### Поставленная задача:
Перепишите дословно отрывок из приведенного ниже фрагмента беседы о русском столе, от «Сталик Ханкишвиев: Трудно» до «восточное, нежели западное.».

### Исходный текст:
══════

Виктор Ерофеев: Я хочу затронуть ту тему, о которой в первой части нашей передачи говорил Сталик. Я хотел бы поговорить о восточной и западной стороне русской души, но не какую-то метафизику, а вот русский стол. Сам по себе русский стол, Сталик, это что, это восточный стол или западный? Или это встреча Востока и Запада на столе? Как вы думаете? Блины…



Сталик Ханкишвиев: Трудно мне ответить на этот вопрос. Мне все-таки кажется, что по характеру это все-таки более восточный стол, нежели западный стол. Особенно если говорить о традиционном русском столе или о русском столе недавнего 19-го века, скажем, либо начала 20-го века, когда семья садилась с ложками за стол и все ели кашу из одного горшка. Ведь дело в том, что на Востоке, например, плов или какие-то основные главные парадные блюда не подаются порционно. Точно так же ставится одно блюдо общее на стол, и все едят с этого блюда. Если вспомнить, что и в России поступали точно так же, то можно с уверенностью сказать, что российское застолье более по характеру восточное, нежели западное.

══════

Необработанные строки
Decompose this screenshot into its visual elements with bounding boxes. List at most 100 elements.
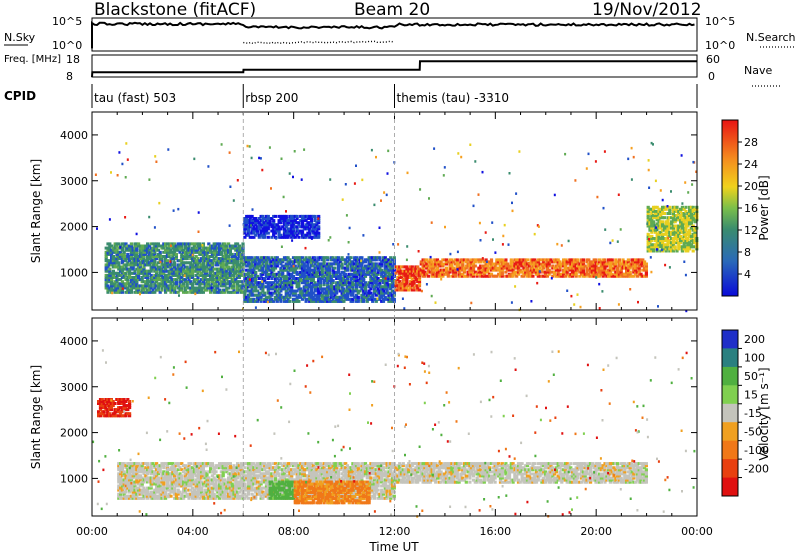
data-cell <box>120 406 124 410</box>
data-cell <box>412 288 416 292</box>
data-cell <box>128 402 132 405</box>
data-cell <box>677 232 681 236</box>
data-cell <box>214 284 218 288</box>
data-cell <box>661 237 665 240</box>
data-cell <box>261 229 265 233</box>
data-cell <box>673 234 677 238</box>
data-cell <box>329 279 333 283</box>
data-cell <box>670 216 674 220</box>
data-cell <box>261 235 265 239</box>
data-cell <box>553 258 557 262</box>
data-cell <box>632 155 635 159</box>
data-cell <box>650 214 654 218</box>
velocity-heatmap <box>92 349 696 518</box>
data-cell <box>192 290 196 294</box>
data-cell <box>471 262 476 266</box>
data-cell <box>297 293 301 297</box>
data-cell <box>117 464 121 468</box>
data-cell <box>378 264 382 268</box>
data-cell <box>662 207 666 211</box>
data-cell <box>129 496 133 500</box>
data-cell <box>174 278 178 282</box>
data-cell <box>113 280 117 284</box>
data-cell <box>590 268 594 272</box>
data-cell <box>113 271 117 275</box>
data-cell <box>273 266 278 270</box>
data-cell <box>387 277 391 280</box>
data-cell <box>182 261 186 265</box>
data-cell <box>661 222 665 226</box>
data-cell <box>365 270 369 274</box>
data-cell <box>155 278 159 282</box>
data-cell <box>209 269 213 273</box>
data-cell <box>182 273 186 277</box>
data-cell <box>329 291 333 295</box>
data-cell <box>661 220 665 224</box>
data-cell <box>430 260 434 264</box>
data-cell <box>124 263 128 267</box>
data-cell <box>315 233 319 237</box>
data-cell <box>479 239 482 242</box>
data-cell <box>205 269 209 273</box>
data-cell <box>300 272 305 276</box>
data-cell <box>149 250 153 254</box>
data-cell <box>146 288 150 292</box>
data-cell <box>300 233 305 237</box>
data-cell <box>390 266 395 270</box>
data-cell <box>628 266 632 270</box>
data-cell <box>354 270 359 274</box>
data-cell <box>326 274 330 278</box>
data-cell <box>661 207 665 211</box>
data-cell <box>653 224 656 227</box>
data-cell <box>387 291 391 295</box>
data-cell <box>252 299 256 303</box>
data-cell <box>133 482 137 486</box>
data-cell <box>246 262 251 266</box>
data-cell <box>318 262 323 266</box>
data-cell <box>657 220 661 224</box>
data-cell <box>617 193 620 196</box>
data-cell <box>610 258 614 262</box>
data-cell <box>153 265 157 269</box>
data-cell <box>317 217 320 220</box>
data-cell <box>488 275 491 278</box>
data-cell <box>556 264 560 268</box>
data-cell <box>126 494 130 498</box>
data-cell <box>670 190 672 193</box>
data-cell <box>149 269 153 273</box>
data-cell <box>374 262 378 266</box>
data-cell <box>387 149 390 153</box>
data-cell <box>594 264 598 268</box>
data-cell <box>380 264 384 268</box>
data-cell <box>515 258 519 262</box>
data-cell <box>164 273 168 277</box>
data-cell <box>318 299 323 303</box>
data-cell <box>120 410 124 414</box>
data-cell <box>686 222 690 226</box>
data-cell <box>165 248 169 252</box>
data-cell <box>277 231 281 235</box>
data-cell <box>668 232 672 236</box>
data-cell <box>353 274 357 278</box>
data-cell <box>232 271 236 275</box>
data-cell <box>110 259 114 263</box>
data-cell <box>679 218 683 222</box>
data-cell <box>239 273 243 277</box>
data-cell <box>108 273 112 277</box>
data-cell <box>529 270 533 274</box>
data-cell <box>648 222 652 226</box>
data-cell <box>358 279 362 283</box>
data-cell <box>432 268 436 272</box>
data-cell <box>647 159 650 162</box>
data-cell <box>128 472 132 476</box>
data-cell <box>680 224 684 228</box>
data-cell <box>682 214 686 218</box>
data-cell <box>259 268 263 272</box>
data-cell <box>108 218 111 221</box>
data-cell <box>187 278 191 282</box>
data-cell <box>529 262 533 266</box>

══════

### Результат:
Сталик Ханкишвиев: Трудно мне ответить на этот вопрос. Мне все-таки кажется, что по характеру это все-таки более восточный стол, нежели западный стол. Особенно если говорить о традиционном русском столе или о русском столе недавнего 19-го века, скажем, либо начала 20-го века, когда семья садилась с ложками за стол и все ели кашу из одного горшка. Ведь дело в том, что на Востоке, например, плов или какие-то основные главные парадные блюда не подаются порционно. Точно так же ставится одно блюдо общее на стол, и все едят с этого блюда. Если вспомнить, что и в России поступали точно так же, то можно с уверенностью сказать, что российское застолье более по характеру восточное, нежели западное.